* **Task statement**
Without the pictures, return each record as it appears.
[begin Items]
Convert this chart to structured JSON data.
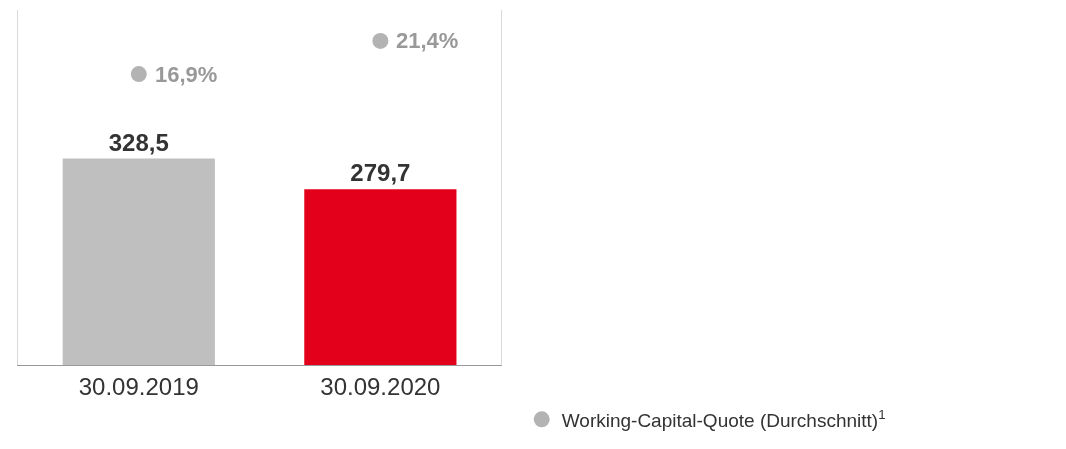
{
  "chart_data": {
    "type": "bar",
    "categories": [
      "30.09.2019",
      "30.09.2020"
    ],
    "series": [
      {
        "colors": [
          "#bfbfbf",
          "#e2001a"
        ],
        "values": [
          328.5,
          279.7
        ],
        "value_labels": [
          "328,5",
          "279,7"
        ]
      },
      {
        "type": "scatter",
        "axis": "y2",
        "name": "Working-Capital-Quote (Durchschnitt)$^{1}$",
        "color": "#b3b3b3",
        "values": [
          16.9,
          21.4
        ],
        "value_labels": [
          "16,9%",
          "21,4%"
        ]
      }
    ],
    "ylim": [
      0,
      565
    ],
    "y2lim": [
      -22.6,
      25.6
    ],
    "tick_labels": "x",
    "marker": "circle",
    "legend": "bottom right"
  }
}
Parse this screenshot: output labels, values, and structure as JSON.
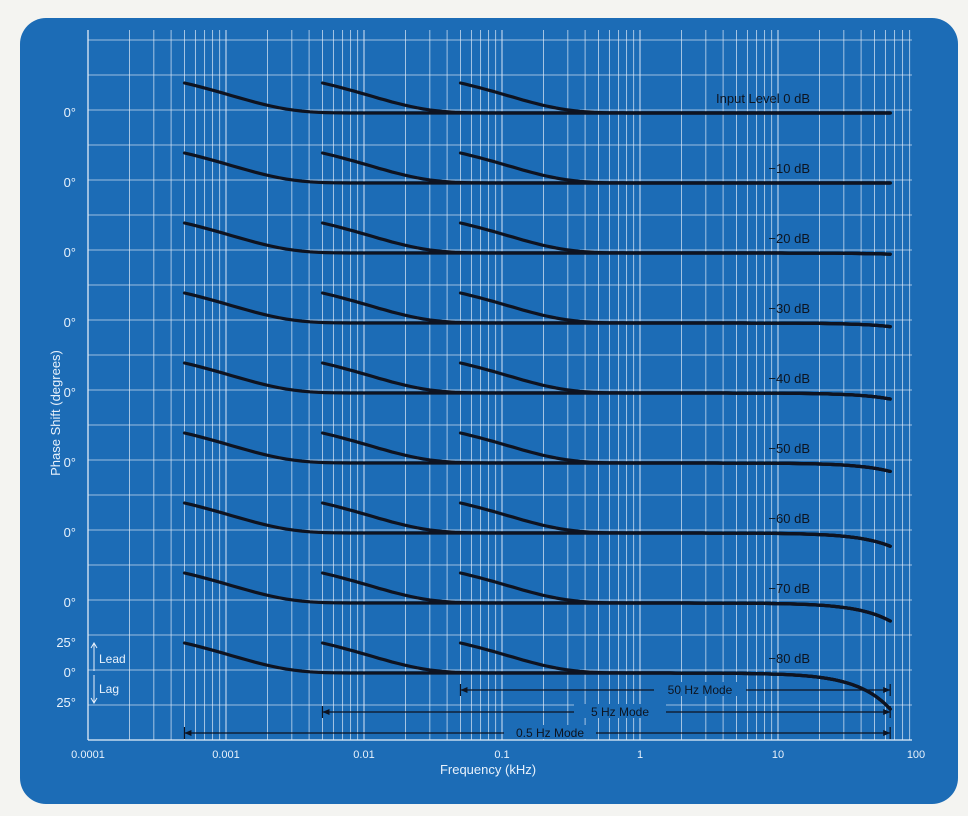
{
  "chart_data": {
    "type": "line",
    "x_axis": {
      "label": "Frequency (kHz)",
      "scale": "log",
      "range": [
        0.0001,
        100
      ],
      "ticks": [
        "0.0001",
        "0.001",
        "0.01",
        "0.1",
        "1",
        "10",
        "100"
      ]
    },
    "y_axis": {
      "label": "Phase Shift (degrees)",
      "tick_label": "0°",
      "scale_labels": [
        "25°",
        "0°",
        "25°"
      ],
      "lead_label": "Lead",
      "lag_label": "Lag"
    },
    "series": [
      {
        "name": "Input Level 0 dB",
        "tail_deg": 0
      },
      {
        "name": "−10 dB",
        "tail_deg": 0
      },
      {
        "name": "−20 dB",
        "tail_deg": -1
      },
      {
        "name": "−30 dB",
        "tail_deg": -3
      },
      {
        "name": "−40 dB",
        "tail_deg": -5
      },
      {
        "name": "−50 dB",
        "tail_deg": -7
      },
      {
        "name": "−60 dB",
        "tail_deg": -11
      },
      {
        "name": "−70 dB",
        "tail_deg": -15
      },
      {
        "name": "−80 dB",
        "tail_deg": -30
      }
    ],
    "modes": [
      {
        "label": "0.5 Hz Mode",
        "start_khz": 0.0005,
        "end_khz": 65
      },
      {
        "label": "5 Hz Mode",
        "start_khz": 0.005,
        "end_khz": 65
      },
      {
        "label": "50 Hz Mode",
        "start_khz": 0.05,
        "end_khz": 65
      }
    ],
    "lead_deg_at_mode_start": 25
  }
}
[end Items]
* **Expected output**
Convert this chart to structured JSON data.
{
  "chart_data": {
    "type": "bar",
    "categories": [
      "30.09.2019",
      "30.09.2020"
    ],
    "series": [
      {
        "colors": [
          "#bfbfbf",
          "#e2001a"
        ],
        "values": [
          328.5,
          279.7
        ],
        "value_labels": [
          "328,5",
          "279,7"
        ]
      },
      {
        "type": "scatter",
        "axis": "y2",
        "name": "Working-Capital-Quote (Durchschnitt)$^{1}$",
        "color": "#b3b3b3",
        "values": [
          16.9,
          21.4
        ],
        "value_labels": [
          "16,9%",
          "21,4%"
        ]
      }
    ],
    "ylim": [
      0,
      565
    ],
    "y2lim": [
      -22.6,
      25.6
    ],
    "tick_labels": "x",
    "marker": "circle",
    "legend": "bottom right"
  }
}
Parse this screenshot: output labels, values, and structure as JSON.
{
  "chart_data": {
    "type": "line",
    "x_axis": {
      "label": "Frequency (kHz)",
      "scale": "log",
      "range": [
        0.0001,
        100
      ],
      "ticks": [
        "0.0001",
        "0.001",
        "0.01",
        "0.1",
        "1",
        "10",
        "100"
      ]
    },
    "y_axis": {
      "label": "Phase Shift (degrees)",
      "tick_label": "0°",
      "scale_labels": [
        "25°",
        "0°",
        "25°"
      ],
      "lead_label": "Lead",
      "lag_label": "Lag"
    },
    "series": [
      {
        "name": "Input Level 0 dB",
        "tail_deg": 0
      },
      {
        "name": "−10 dB",
        "tail_deg": 0
      },
      {
        "name": "−20 dB",
        "tail_deg": -1
      },
      {
        "name": "−30 dB",
        "tail_deg": -3
      },
      {
        "name": "−40 dB",
        "tail_deg": -5
      },
      {
        "name": "−50 dB",
        "tail_deg": -7
      },
      {
        "name": "−60 dB",
        "tail_deg": -11
      },
      {
        "name": "−70 dB",
        "tail_deg": -15
      },
      {
        "name": "−80 dB",
        "tail_deg": -30
      }
    ],
    "modes": [
      {
        "label": "0.5 Hz Mode",
        "start_khz": 0.0005,
        "end_khz": 65
      },
      {
        "label": "5 Hz Mode",
        "start_khz": 0.005,
        "end_khz": 65
      },
      {
        "label": "50 Hz Mode",
        "start_khz": 0.05,
        "end_khz": 65
      }
    ],
    "lead_deg_at_mode_start": 25
  }
}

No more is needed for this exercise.